++++ Records shown

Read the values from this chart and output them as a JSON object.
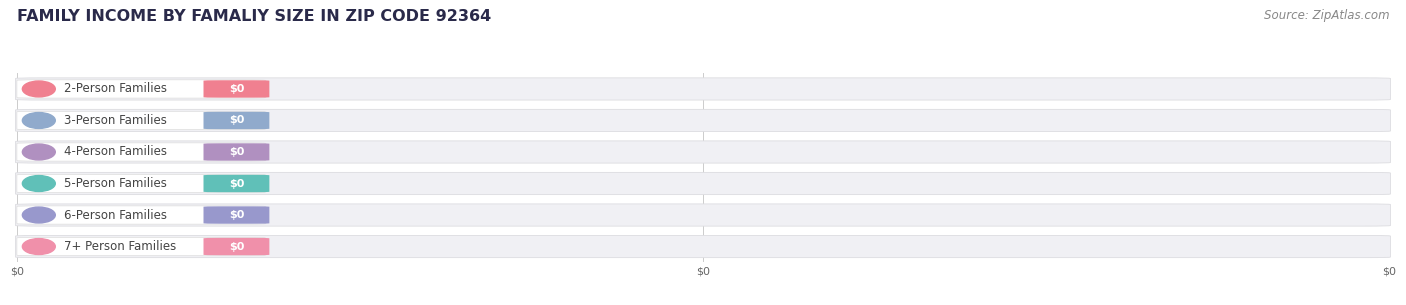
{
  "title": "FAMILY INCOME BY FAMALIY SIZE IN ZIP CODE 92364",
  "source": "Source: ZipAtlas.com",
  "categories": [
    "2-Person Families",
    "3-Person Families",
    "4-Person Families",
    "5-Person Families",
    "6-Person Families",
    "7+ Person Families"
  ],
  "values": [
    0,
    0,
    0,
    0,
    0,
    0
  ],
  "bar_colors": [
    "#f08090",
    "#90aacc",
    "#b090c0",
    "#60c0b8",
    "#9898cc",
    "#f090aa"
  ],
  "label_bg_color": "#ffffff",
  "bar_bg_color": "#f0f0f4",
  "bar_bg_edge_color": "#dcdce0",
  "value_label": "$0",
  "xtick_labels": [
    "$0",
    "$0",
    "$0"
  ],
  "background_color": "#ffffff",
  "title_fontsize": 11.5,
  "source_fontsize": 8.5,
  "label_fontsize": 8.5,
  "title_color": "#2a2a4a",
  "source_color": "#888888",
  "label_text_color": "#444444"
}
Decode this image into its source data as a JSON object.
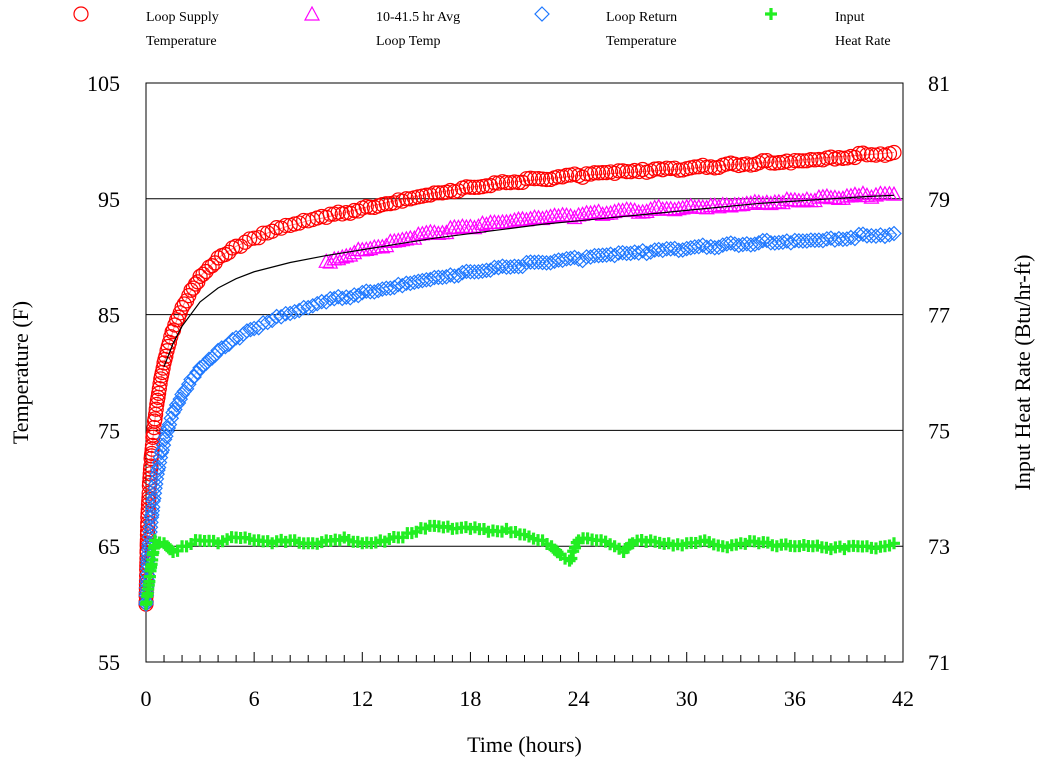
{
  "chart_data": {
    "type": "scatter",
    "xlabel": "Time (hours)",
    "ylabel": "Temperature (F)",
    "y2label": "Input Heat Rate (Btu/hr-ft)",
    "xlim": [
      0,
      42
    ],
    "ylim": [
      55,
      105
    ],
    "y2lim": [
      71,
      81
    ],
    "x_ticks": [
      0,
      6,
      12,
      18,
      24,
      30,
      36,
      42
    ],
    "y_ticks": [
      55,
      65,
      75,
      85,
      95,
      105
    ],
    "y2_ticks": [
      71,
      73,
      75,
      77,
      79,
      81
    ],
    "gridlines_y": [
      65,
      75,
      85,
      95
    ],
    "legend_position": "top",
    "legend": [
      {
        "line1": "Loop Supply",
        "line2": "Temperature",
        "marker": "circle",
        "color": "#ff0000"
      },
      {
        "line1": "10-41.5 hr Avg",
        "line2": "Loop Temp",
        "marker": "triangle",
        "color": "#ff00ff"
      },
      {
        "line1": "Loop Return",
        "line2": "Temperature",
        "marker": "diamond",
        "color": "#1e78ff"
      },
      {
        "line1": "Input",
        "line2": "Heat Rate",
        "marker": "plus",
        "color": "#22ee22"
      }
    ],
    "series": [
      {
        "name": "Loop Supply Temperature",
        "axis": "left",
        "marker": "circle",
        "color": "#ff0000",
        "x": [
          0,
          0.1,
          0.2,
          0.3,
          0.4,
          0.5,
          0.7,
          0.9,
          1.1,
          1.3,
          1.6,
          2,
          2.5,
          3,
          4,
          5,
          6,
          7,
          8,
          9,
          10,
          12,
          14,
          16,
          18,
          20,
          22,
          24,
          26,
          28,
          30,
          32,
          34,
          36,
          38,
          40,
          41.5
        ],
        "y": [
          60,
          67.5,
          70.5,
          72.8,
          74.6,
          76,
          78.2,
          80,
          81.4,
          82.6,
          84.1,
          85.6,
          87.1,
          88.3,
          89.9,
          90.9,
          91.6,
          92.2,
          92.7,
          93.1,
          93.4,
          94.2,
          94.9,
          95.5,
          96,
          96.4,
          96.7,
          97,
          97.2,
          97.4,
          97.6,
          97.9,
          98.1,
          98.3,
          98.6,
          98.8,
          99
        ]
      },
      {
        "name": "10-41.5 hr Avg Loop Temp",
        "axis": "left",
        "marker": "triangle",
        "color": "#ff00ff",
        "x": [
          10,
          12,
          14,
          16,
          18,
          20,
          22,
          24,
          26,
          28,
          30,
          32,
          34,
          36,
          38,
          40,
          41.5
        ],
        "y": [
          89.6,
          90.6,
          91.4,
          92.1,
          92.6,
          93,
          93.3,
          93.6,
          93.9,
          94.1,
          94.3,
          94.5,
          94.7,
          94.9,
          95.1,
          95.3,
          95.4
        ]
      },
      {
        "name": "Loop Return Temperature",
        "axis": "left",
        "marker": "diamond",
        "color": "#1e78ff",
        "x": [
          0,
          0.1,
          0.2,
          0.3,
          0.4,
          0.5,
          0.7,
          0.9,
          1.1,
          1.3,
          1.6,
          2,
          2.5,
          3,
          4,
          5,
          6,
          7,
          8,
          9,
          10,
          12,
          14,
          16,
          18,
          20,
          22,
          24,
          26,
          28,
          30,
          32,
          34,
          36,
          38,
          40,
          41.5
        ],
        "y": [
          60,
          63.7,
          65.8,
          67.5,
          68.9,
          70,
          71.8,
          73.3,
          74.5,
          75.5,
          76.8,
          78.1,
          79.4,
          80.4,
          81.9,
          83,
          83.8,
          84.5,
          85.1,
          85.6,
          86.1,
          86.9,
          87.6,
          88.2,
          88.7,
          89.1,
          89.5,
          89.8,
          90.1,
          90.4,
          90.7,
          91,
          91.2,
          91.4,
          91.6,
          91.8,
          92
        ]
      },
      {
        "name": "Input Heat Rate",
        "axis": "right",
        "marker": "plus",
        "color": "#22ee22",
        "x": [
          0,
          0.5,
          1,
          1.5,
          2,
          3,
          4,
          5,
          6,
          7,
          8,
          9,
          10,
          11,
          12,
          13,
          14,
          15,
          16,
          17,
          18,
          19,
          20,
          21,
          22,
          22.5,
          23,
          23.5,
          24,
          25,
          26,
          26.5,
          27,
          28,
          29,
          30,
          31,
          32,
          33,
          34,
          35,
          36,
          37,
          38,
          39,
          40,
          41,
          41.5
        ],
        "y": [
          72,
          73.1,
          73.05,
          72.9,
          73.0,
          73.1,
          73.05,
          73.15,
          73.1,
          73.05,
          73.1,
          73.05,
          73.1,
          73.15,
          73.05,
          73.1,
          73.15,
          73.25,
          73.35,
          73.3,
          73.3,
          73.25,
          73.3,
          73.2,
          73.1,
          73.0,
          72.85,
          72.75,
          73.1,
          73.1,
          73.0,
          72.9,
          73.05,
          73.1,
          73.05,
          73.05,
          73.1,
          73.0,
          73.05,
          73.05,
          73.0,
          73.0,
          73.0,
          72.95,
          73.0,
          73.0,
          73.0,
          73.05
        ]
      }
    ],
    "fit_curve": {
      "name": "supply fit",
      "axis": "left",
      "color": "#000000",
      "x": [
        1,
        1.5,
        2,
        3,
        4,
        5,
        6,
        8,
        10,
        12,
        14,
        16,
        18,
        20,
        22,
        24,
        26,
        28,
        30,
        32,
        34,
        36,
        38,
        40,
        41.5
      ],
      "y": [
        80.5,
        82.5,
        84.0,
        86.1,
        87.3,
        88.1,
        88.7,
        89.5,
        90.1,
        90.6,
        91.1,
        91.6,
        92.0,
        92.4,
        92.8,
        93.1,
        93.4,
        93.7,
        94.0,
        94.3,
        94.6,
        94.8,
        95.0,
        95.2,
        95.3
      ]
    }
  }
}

++++++++

Copy the listing word for word, excluding its pictures.

Read the values from this chart and output them as a JSON object.
{
  "title": "FAMILY INCOME BY FAMALIY SIZE IN ZIP CODE 92364",
  "source": "Source: ZipAtlas.com",
  "categories": [
    "2-Person Families",
    "3-Person Families",
    "4-Person Families",
    "5-Person Families",
    "6-Person Families",
    "7+ Person Families"
  ],
  "values": [
    0,
    0,
    0,
    0,
    0,
    0
  ],
  "bar_colors": [
    "#f08090",
    "#90aacc",
    "#b090c0",
    "#60c0b8",
    "#9898cc",
    "#f090aa"
  ],
  "label_bg_color": "#ffffff",
  "bar_bg_color": "#f0f0f4",
  "bar_bg_edge_color": "#dcdce0",
  "value_label": "$0",
  "xtick_labels": [
    "$0",
    "$0",
    "$0"
  ],
  "background_color": "#ffffff",
  "title_fontsize": 11.5,
  "source_fontsize": 8.5,
  "label_fontsize": 8.5,
  "title_color": "#2a2a4a",
  "source_color": "#888888",
  "label_text_color": "#444444"
}
Decode this image into its source data as a JSON object.
{
  "chart_data": {
    "type": "scatter",
    "xlabel": "Time (hours)",
    "ylabel": "Temperature (F)",
    "y2label": "Input Heat Rate (Btu/hr-ft)",
    "xlim": [
      0,
      42
    ],
    "ylim": [
      55,
      105
    ],
    "y2lim": [
      71,
      81
    ],
    "x_ticks": [
      0,
      6,
      12,
      18,
      24,
      30,
      36,
      42
    ],
    "y_ticks": [
      55,
      65,
      75,
      85,
      95,
      105
    ],
    "y2_ticks": [
      71,
      73,
      75,
      77,
      79,
      81
    ],
    "gridlines_y": [
      65,
      75,
      85,
      95
    ],
    "legend_position": "top",
    "legend": [
      {
        "line1": "Loop Supply",
        "line2": "Temperature",
        "marker": "circle",
        "color": "#ff0000"
      },
      {
        "line1": "10-41.5 hr Avg",
        "line2": "Loop Temp",
        "marker": "triangle",
        "color": "#ff00ff"
      },
      {
        "line1": "Loop Return",
        "line2": "Temperature",
        "marker": "diamond",
        "color": "#1e78ff"
      },
      {
        "line1": "Input",
        "line2": "Heat Rate",
        "marker": "plus",
        "color": "#22ee22"
      }
    ],
    "series": [
      {
        "name": "Loop Supply Temperature",
        "axis": "left",
        "marker": "circle",
        "color": "#ff0000",
        "x": [
          0,
          0.1,
          0.2,
          0.3,
          0.4,
          0.5,
          0.7,
          0.9,
          1.1,
          1.3,
          1.6,
          2,
          2.5,
          3,
          4,
          5,
          6,
          7,
          8,
          9,
          10,
          12,
          14,
          16,
          18,
          20,
          22,
          24,
          26,
          28,
          30,
          32,
          34,
          36,
          38,
          40,
          41.5
        ],
        "y": [
          60,
          67.5,
          70.5,
          72.8,
          74.6,
          76,
          78.2,
          80,
          81.4,
          82.6,
          84.1,
          85.6,
          87.1,
          88.3,
          89.9,
          90.9,
          91.6,
          92.2,
          92.7,
          93.1,
          93.4,
          94.2,
          94.9,
          95.5,
          96,
          96.4,
          96.7,
          97,
          97.2,
          97.4,
          97.6,
          97.9,
          98.1,
          98.3,
          98.6,
          98.8,
          99
        ]
      },
      {
        "name": "10-41.5 hr Avg Loop Temp",
        "axis": "left",
        "marker": "triangle",
        "color": "#ff00ff",
        "x": [
          10,
          12,
          14,
          16,
          18,
          20,
          22,
          24,
          26,
          28,
          30,
          32,
          34,
          36,
          38,
          40,
          41.5
        ],
        "y": [
          89.6,
          90.6,
          91.4,
          92.1,
          92.6,
          93,
          93.3,
          93.6,
          93.9,
          94.1,
          94.3,
          94.5,
          94.7,
          94.9,
          95.1,
          95.3,
          95.4
        ]
      },
      {
        "name": "Loop Return Temperature",
        "axis": "left",
        "marker": "diamond",
        "color": "#1e78ff",
        "x": [
          0,
          0.1,
          0.2,
          0.3,
          0.4,
          0.5,
          0.7,
          0.9,
          1.1,
          1.3,
          1.6,
          2,
          2.5,
          3,
          4,
          5,
          6,
          7,
          8,
          9,
          10,
          12,
          14,
          16,
          18,
          20,
          22,
          24,
          26,
          28,
          30,
          32,
          34,
          36,
          38,
          40,
          41.5
        ],
        "y": [
          60,
          63.7,
          65.8,
          67.5,
          68.9,
          70,
          71.8,
          73.3,
          74.5,
          75.5,
          76.8,
          78.1,
          79.4,
          80.4,
          81.9,
          83,
          83.8,
          84.5,
          85.1,
          85.6,
          86.1,
          86.9,
          87.6,
          88.2,
          88.7,
          89.1,
          89.5,
          89.8,
          90.1,
          90.4,
          90.7,
          91,
          91.2,
          91.4,
          91.6,
          91.8,
          92
        ]
      },
      {
        "name": "Input Heat Rate",
        "axis": "right",
        "marker": "plus",
        "color": "#22ee22",
        "x": [
          0,
          0.5,
          1,
          1.5,
          2,
          3,
          4,
          5,
          6,
          7,
          8,
          9,
          10,
          11,
          12,
          13,
          14,
          15,
          16,
          17,
          18,
          19,
          20,
          21,
          22,
          22.5,
          23,
          23.5,
          24,
          25,
          26,
          26.5,
          27,
          28,
          29,
          30,
          31,
          32,
          33,
          34,
          35,
          36,
          37,
          38,
          39,
          40,
          41,
          41.5
        ],
        "y": [
          72,
          73.1,
          73.05,
          72.9,
          73.0,
          73.1,
          73.05,
          73.15,
          73.1,
          73.05,
          73.1,
          73.05,
          73.1,
          73.15,
          73.05,
          73.1,
          73.15,
          73.25,
          73.35,
          73.3,
          73.3,
          73.25,
          73.3,
          73.2,
          73.1,
          73.0,
          72.85,
          72.75,
          73.1,
          73.1,
          73.0,
          72.9,
          73.05,
          73.1,
          73.05,
          73.05,
          73.1,
          73.0,
          73.05,
          73.05,
          73.0,
          73.0,
          73.0,
          72.95,
          73.0,
          73.0,
          73.0,
          73.05
        ]
      }
    ],
    "fit_curve": {
      "name": "supply fit",
      "axis": "left",
      "color": "#000000",
      "x": [
        1,
        1.5,
        2,
        3,
        4,
        5,
        6,
        8,
        10,
        12,
        14,
        16,
        18,
        20,
        22,
        24,
        26,
        28,
        30,
        32,
        34,
        36,
        38,
        40,
        41.5
      ],
      "y": [
        80.5,
        82.5,
        84.0,
        86.1,
        87.3,
        88.1,
        88.7,
        89.5,
        90.1,
        90.6,
        91.1,
        91.6,
        92.0,
        92.4,
        92.8,
        93.1,
        93.4,
        93.7,
        94.0,
        94.3,
        94.6,
        94.8,
        95.0,
        95.2,
        95.3
      ]
    }
  }
}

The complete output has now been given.